[What needs to be done]:
Set down the whole listing verbatim.

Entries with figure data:
══════
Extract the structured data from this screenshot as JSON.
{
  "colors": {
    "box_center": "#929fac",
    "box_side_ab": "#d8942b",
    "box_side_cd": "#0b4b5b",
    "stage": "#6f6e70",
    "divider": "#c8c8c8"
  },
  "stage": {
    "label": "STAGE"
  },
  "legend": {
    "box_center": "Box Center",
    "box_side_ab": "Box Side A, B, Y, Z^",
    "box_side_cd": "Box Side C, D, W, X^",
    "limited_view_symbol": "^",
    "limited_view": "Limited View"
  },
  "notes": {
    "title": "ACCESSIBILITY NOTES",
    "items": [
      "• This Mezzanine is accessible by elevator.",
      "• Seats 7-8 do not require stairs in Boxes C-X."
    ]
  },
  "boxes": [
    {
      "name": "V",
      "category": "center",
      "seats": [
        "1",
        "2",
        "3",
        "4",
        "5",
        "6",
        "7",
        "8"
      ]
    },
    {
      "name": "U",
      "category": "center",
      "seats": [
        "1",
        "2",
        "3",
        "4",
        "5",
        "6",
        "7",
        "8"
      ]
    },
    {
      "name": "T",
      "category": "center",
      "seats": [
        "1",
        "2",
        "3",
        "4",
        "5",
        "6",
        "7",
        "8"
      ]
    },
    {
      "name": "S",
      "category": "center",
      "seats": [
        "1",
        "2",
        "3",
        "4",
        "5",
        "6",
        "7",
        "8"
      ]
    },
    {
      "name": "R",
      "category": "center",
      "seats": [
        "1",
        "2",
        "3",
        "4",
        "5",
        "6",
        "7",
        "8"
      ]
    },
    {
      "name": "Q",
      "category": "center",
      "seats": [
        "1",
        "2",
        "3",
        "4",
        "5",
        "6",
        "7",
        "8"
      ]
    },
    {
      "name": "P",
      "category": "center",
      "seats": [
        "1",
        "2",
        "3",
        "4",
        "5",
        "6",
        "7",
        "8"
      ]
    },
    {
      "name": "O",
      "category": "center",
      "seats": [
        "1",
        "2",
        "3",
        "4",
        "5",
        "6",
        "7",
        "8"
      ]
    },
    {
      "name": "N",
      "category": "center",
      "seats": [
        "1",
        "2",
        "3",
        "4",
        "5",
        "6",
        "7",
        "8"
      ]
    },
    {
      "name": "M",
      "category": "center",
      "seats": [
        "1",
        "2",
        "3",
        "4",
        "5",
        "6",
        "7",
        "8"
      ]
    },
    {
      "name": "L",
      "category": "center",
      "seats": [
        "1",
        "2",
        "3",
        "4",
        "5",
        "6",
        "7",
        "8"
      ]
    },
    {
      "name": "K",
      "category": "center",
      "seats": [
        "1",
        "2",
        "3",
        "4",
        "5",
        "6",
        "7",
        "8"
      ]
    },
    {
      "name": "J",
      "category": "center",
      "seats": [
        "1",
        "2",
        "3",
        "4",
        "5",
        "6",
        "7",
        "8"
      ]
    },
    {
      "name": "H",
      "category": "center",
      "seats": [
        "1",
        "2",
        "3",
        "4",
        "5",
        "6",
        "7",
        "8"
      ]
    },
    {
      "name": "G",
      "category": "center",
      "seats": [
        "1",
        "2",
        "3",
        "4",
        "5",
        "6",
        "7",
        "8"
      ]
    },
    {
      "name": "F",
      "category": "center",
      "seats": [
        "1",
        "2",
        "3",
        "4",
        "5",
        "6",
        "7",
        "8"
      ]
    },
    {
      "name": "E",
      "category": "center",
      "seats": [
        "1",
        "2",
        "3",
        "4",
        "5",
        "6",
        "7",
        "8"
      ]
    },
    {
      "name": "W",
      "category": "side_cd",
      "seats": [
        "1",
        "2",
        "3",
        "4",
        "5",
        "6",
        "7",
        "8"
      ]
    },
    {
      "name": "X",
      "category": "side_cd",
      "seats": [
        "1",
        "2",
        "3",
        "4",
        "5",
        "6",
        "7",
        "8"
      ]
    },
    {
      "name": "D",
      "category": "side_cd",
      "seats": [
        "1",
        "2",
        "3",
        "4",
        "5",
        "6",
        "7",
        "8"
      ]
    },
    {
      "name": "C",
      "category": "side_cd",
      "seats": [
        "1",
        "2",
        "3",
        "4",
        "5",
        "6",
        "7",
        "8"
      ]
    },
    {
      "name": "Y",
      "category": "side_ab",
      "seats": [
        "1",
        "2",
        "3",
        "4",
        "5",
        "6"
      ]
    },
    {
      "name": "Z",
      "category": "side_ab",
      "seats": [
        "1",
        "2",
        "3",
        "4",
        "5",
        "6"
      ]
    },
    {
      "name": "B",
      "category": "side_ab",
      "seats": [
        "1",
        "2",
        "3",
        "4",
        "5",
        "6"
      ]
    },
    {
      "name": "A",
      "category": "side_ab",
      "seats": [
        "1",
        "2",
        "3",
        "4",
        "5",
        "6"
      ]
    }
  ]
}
══════
[Task solution]:
Extract the structured data from this screenshot as JSON.
{
  "colors": {
    "box_center": "#929fac",
    "box_side_ab": "#d8942b",
    "box_side_cd": "#0b4b5b",
    "stage": "#6f6e70",
    "divider": "#c8c8c8"
  },
  "stage": {
    "label": "STAGE"
  },
  "legend": {
    "box_center": "Box Center",
    "box_side_ab": "Box Side A, B, Y, Z^",
    "box_side_cd": "Box Side C, D, W, X^",
    "limited_view_symbol": "^",
    "limited_view": "Limited View"
  },
  "notes": {
    "title": "ACCESSIBILITY NOTES",
    "items": [
      "• This Mezzanine is accessible by elevator.",
      "• Seats 7-8 do not require stairs in Boxes C-X."
    ]
  },
  "boxes": [
    {
      "name": "V",
      "category": "center",
      "seats": [
        "1",
        "2",
        "3",
        "4",
        "5",
        "6",
        "7",
        "8"
      ]
    },
    {
      "name": "U",
      "category": "center",
      "seats": [
        "1",
        "2",
        "3",
        "4",
        "5",
        "6",
        "7",
        "8"
      ]
    },
    {
      "name": "T",
      "category": "center",
      "seats": [
        "1",
        "2",
        "3",
        "4",
        "5",
        "6",
        "7",
        "8"
      ]
    },
    {
      "name": "S",
      "category": "center",
      "seats": [
        "1",
        "2",
        "3",
        "4",
        "5",
        "6",
        "7",
        "8"
      ]
    },
    {
      "name": "R",
      "category": "center",
      "seats": [
        "1",
        "2",
        "3",
        "4",
        "5",
        "6",
        "7",
        "8"
      ]
    },
    {
      "name": "Q",
      "category": "center",
      "seats": [
        "1",
        "2",
        "3",
        "4",
        "5",
        "6",
        "7",
        "8"
      ]
    },
    {
      "name": "P",
      "category": "center",
      "seats": [
        "1",
        "2",
        "3",
        "4",
        "5",
        "6",
        "7",
        "8"
      ]
    },
    {
      "name": "O",
      "category": "center",
      "seats": [
        "1",
        "2",
        "3",
        "4",
        "5",
        "6",
        "7",
        "8"
      ]
    },
    {
      "name": "N",
      "category": "center",
      "seats": [
        "1",
        "2",
        "3",
        "4",
        "5",
        "6",
        "7",
        "8"
      ]
    },
    {
      "name": "M",
      "category": "center",
      "seats": [
        "1",
        "2",
        "3",
        "4",
        "5",
        "6",
        "7",
        "8"
      ]
    },
    {
      "name": "L",
      "category": "center",
      "seats": [
        "1",
        "2",
        "3",
        "4",
        "5",
        "6",
        "7",
        "8"
      ]
    },
    {
      "name": "K",
      "category": "center",
      "seats": [
        "1",
        "2",
        "3",
        "4",
        "5",
        "6",
        "7",
        "8"
      ]
    },
    {
      "name": "J",
      "category": "center",
      "seats": [
        "1",
        "2",
        "3",
        "4",
        "5",
        "6",
        "7",
        "8"
      ]
    },
    {
      "name": "H",
      "category": "center",
      "seats": [
        "1",
        "2",
        "3",
        "4",
        "5",
        "6",
        "7",
        "8"
      ]
    },
    {
      "name": "G",
      "category": "center",
      "seats": [
        "1",
        "2",
        "3",
        "4",
        "5",
        "6",
        "7",
        "8"
      ]
    },
    {
      "name": "F",
      "category": "center",
      "seats": [
        "1",
        "2",
        "3",
        "4",
        "5",
        "6",
        "7",
        "8"
      ]
    },
    {
      "name": "E",
      "category": "center",
      "seats": [
        "1",
        "2",
        "3",
        "4",
        "5",
        "6",
        "7",
        "8"
      ]
    },
    {
      "name": "W",
      "category": "side_cd",
      "seats": [
        "1",
        "2",
        "3",
        "4",
        "5",
        "6",
        "7",
        "8"
      ]
    },
    {
      "name": "X",
      "category": "side_cd",
      "seats": [
        "1",
        "2",
        "3",
        "4",
        "5",
        "6",
        "7",
        "8"
      ]
    },
    {
      "name": "D",
      "category": "side_cd",
      "seats": [
        "1",
        "2",
        "3",
        "4",
        "5",
        "6",
        "7",
        "8"
      ]
    },
    {
      "name": "C",
      "category": "side_cd",
      "seats": [
        "1",
        "2",
        "3",
        "4",
        "5",
        "6",
        "7",
        "8"
      ]
    },
    {
      "name": "Y",
      "category": "side_ab",
      "seats": [
        "1",
        "2",
        "3",
        "4",
        "5",
        "6"
      ]
    },
    {
      "name": "Z",
      "category": "side_ab",
      "seats": [
        "1",
        "2",
        "3",
        "4",
        "5",
        "6"
      ]
    },
    {
      "name": "B",
      "category": "side_ab",
      "seats": [
        "1",
        "2",
        "3",
        "4",
        "5",
        "6"
      ]
    },
    {
      "name": "A",
      "category": "side_ab",
      "seats": [
        "1",
        "2",
        "3",
        "4",
        "5",
        "6"
      ]
    }
  ]
}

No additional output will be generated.